■ **To be done**: Return every line below as is, leaving out the pictures.

■ **Dataset records**:

___

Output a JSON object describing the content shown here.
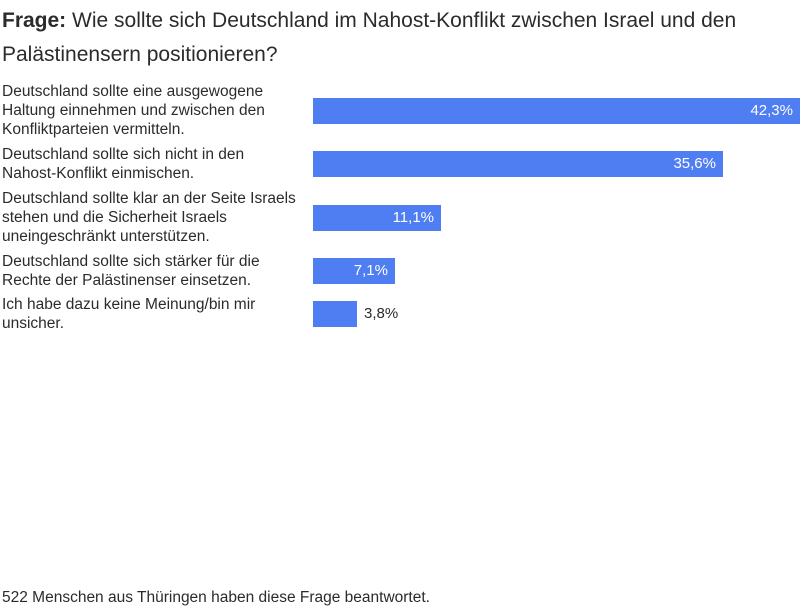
{
  "title": {
    "prefix": "Frage:",
    "text": " Wie sollte sich Deutschland im Nahost-Konflikt zwischen Israel und den Palästinensern positionieren?"
  },
  "chart_data": {
    "type": "bar",
    "orientation": "horizontal",
    "categories": [
      "Deutschland sollte eine ausgewogene Haltung einnehmen und zwischen den Konfliktparteien vermitteln.",
      "Deutschland sollte sich nicht in den Nahost-Konflikt einmischen.",
      "Deutschland sollte klar an der Seite Israels stehen und die Sicherheit Israels uneingeschränkt unterstützen.",
      "Deutschland sollte sich stärker für die Rechte der Palästinenser einsetzen.",
      "Ich habe dazu keine Meinung/bin mir unsicher."
    ],
    "values": [
      42.3,
      35.6,
      11.1,
      7.1,
      3.8
    ],
    "value_labels": [
      "42,3%",
      "35,6%",
      "11,1%",
      "7,1%",
      "3,8%"
    ],
    "xlim": [
      0,
      42.3
    ],
    "bar_color": "#4f7df2",
    "grid": false
  },
  "footer": "522 Menschen aus Thüringen haben diese Frage beantwortet."
}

___

■ **Expected answer**:
Output a JSON object describing the content shown here.
{
  "title": {
    "prefix": "Frage:",
    "text": " Wie sollte sich Deutschland im Nahost-Konflikt zwischen Israel und den Palästinensern positionieren?"
  },
  "chart_data": {
    "type": "bar",
    "orientation": "horizontal",
    "categories": [
      "Deutschland sollte eine ausgewogene Haltung einnehmen und zwischen den Konfliktparteien vermitteln.",
      "Deutschland sollte sich nicht in den Nahost-Konflikt einmischen.",
      "Deutschland sollte klar an der Seite Israels stehen und die Sicherheit Israels uneingeschränkt unterstützen.",
      "Deutschland sollte sich stärker für die Rechte der Palästinenser einsetzen.",
      "Ich habe dazu keine Meinung/bin mir unsicher."
    ],
    "values": [
      42.3,
      35.6,
      11.1,
      7.1,
      3.8
    ],
    "value_labels": [
      "42,3%",
      "35,6%",
      "11,1%",
      "7,1%",
      "3,8%"
    ],
    "xlim": [
      0,
      42.3
    ],
    "bar_color": "#4f7df2",
    "grid": false
  },
  "footer": "522 Menschen aus Thüringen haben diese Frage beantwortet."
}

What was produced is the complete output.